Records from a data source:

..........

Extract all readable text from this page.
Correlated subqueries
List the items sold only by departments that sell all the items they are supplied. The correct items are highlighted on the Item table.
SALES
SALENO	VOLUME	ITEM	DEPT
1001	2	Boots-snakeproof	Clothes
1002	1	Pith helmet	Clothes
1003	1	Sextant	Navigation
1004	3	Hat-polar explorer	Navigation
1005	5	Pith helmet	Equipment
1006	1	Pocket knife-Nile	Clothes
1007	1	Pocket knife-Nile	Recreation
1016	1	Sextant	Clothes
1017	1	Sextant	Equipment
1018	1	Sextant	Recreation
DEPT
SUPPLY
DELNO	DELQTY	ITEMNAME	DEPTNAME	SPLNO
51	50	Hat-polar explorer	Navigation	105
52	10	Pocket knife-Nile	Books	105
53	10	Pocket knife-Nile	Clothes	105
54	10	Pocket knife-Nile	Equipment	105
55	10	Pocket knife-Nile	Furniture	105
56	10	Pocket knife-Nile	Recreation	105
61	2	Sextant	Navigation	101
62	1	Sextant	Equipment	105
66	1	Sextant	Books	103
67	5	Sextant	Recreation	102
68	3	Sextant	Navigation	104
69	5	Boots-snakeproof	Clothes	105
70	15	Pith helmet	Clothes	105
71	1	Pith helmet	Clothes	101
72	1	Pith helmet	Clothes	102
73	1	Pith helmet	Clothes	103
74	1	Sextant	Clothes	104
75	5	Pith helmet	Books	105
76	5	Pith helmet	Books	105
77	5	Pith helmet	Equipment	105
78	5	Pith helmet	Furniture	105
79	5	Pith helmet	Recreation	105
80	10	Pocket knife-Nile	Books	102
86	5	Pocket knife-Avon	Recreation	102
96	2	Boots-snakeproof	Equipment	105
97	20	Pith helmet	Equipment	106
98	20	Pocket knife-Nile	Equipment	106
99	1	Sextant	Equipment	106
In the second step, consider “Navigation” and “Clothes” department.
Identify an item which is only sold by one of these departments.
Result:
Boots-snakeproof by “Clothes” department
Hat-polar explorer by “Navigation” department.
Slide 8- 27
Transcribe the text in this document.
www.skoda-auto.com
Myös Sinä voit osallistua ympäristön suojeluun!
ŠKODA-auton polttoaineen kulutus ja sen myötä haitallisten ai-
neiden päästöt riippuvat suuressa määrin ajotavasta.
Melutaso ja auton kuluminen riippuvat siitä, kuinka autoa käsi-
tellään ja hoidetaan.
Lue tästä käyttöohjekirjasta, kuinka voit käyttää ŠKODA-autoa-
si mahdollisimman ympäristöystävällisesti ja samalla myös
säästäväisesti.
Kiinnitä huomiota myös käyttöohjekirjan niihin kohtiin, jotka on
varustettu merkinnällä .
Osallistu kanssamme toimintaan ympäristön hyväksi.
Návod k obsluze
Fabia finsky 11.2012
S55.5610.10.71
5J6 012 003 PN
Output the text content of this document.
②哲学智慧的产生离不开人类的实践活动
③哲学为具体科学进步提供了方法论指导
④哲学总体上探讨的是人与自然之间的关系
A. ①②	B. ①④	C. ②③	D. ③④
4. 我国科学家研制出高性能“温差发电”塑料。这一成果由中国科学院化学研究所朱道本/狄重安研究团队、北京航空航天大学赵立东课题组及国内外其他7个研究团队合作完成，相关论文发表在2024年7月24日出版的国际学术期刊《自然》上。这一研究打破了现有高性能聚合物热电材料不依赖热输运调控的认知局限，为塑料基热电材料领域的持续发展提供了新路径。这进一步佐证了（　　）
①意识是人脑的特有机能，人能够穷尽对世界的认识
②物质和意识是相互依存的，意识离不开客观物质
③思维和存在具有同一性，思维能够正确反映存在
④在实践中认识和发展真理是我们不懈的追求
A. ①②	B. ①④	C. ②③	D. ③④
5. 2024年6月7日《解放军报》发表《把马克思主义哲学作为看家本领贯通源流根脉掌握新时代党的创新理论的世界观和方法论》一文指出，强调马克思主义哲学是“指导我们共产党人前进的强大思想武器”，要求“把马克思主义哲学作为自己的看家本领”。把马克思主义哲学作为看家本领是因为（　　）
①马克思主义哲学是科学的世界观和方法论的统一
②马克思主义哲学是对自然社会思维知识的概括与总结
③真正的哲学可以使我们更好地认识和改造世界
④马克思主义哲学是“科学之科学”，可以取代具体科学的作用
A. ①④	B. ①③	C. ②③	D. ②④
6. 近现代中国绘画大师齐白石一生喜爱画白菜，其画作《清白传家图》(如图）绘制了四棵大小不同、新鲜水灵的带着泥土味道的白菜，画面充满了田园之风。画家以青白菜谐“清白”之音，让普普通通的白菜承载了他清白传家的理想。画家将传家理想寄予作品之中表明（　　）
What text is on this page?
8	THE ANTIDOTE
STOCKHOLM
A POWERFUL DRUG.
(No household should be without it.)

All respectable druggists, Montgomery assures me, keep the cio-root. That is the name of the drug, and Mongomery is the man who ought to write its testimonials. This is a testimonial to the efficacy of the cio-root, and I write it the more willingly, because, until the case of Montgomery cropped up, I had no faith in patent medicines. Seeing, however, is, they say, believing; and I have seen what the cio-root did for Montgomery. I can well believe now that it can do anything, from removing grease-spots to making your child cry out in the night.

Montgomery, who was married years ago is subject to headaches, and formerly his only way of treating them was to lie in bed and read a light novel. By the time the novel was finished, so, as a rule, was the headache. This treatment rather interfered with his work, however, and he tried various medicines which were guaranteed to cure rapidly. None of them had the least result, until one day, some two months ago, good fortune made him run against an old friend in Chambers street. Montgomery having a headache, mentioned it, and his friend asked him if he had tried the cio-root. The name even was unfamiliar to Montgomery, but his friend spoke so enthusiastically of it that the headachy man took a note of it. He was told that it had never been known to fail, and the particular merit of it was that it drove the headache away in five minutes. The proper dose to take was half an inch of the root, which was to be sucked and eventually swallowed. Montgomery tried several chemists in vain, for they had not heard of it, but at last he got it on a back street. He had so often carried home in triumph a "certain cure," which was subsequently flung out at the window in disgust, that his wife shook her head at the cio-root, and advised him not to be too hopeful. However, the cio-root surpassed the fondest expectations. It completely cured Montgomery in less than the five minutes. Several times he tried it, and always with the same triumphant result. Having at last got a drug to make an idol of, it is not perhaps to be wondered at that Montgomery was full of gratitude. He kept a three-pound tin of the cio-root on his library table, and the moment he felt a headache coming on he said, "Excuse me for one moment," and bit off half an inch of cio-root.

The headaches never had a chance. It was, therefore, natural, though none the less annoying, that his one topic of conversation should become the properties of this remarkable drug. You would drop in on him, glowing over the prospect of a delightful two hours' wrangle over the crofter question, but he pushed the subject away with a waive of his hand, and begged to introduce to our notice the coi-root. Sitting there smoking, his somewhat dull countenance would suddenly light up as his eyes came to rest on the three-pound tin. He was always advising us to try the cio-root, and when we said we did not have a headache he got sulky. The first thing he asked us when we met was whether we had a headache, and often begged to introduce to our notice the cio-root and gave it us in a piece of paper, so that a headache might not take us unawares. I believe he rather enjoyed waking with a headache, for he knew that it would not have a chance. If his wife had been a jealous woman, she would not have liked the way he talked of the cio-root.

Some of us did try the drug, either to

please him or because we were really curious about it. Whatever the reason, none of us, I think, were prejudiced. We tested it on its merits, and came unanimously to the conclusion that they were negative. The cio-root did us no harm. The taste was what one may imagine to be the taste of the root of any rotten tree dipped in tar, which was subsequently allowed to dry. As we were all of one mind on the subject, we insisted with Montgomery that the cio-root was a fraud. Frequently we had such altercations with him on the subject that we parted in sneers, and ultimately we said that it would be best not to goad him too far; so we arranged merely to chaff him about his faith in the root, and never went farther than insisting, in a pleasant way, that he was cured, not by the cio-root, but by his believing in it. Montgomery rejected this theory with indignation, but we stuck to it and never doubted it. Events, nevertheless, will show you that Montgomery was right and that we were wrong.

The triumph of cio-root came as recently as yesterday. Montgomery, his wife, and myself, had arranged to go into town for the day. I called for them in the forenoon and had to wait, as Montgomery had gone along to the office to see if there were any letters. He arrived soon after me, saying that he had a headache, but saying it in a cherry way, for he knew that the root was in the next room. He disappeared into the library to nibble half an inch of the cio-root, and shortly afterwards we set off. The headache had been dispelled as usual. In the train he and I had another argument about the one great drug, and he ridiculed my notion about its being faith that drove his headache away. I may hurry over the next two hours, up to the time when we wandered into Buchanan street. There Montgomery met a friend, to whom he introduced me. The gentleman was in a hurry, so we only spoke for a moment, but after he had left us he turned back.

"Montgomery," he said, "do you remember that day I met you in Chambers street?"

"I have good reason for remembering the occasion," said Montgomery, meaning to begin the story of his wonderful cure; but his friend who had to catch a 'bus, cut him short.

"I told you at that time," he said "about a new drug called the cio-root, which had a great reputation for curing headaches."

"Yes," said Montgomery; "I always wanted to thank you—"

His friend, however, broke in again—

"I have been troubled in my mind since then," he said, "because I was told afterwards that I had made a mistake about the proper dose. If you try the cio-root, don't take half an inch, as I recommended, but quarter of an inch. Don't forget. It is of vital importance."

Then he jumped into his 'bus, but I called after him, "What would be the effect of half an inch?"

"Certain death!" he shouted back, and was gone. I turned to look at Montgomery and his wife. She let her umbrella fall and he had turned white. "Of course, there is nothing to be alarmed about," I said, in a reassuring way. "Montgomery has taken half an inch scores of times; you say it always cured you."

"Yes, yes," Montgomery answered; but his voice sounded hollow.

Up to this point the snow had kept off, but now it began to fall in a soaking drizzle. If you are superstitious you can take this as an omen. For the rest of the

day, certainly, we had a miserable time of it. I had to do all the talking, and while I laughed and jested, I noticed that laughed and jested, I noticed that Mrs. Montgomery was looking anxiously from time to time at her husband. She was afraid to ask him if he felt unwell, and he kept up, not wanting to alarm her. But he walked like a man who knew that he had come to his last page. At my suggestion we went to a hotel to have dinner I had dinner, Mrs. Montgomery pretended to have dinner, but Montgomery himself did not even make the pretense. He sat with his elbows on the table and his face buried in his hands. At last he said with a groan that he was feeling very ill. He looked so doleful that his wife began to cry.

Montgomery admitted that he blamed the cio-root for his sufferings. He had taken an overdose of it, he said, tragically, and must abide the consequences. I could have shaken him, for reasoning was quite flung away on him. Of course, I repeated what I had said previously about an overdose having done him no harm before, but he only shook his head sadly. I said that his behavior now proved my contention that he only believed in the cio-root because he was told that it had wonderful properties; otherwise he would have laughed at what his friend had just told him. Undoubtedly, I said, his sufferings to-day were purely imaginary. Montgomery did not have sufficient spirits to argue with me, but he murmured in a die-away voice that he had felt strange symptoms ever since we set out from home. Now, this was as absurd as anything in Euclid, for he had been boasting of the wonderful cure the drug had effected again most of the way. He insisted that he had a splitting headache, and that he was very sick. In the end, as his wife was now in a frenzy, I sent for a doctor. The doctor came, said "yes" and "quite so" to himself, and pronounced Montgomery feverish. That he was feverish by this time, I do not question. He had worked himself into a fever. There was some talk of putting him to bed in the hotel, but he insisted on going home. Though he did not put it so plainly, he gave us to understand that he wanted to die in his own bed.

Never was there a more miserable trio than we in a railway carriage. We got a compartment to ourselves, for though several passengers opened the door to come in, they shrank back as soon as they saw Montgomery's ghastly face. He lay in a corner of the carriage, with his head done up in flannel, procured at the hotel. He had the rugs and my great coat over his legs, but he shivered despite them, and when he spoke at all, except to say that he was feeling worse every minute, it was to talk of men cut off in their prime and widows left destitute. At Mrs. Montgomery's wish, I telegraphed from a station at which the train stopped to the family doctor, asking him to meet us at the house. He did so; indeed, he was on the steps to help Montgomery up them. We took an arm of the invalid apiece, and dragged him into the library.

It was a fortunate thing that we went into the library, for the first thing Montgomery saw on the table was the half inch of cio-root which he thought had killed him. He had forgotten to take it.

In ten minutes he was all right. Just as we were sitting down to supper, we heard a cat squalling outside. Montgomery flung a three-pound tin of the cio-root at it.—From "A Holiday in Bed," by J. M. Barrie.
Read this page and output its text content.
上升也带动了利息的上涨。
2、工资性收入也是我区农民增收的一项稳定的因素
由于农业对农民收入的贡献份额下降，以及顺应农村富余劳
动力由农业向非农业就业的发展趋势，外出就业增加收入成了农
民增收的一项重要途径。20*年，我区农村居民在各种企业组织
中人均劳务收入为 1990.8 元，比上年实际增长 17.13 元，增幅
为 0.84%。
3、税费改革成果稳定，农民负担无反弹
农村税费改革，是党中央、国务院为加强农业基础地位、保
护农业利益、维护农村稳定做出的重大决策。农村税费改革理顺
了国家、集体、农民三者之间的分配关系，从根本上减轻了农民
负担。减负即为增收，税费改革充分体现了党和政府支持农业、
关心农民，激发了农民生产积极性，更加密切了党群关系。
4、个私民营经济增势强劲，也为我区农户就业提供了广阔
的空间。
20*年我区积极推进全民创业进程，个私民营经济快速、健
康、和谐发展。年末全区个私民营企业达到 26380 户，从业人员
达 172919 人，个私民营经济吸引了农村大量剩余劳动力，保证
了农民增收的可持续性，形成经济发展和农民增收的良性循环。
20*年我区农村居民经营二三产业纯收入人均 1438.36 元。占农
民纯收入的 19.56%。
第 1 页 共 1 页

..........

** Direction **
Search the listing for the word "helmet" and return each line that holds it.

** Task output **
1002	1	Pith helmet	Clothes
1005	5	Pith helmet	Equipment
70	15	Pith helmet	Clothes	105
71	1	Pith helmet	Clothes	101
72	1	Pith helmet	Clothes	102
73	1	Pith helmet	Clothes	103
75	5	Pith helmet	Books	105
76	5	Pith helmet	Books	105
77	5	Pith helmet	Equipment	105
78	5	Pith helmet	Furniture	105
79	5	Pith helmet	Recreation	105
97	20	Pith helmet	Equipment	106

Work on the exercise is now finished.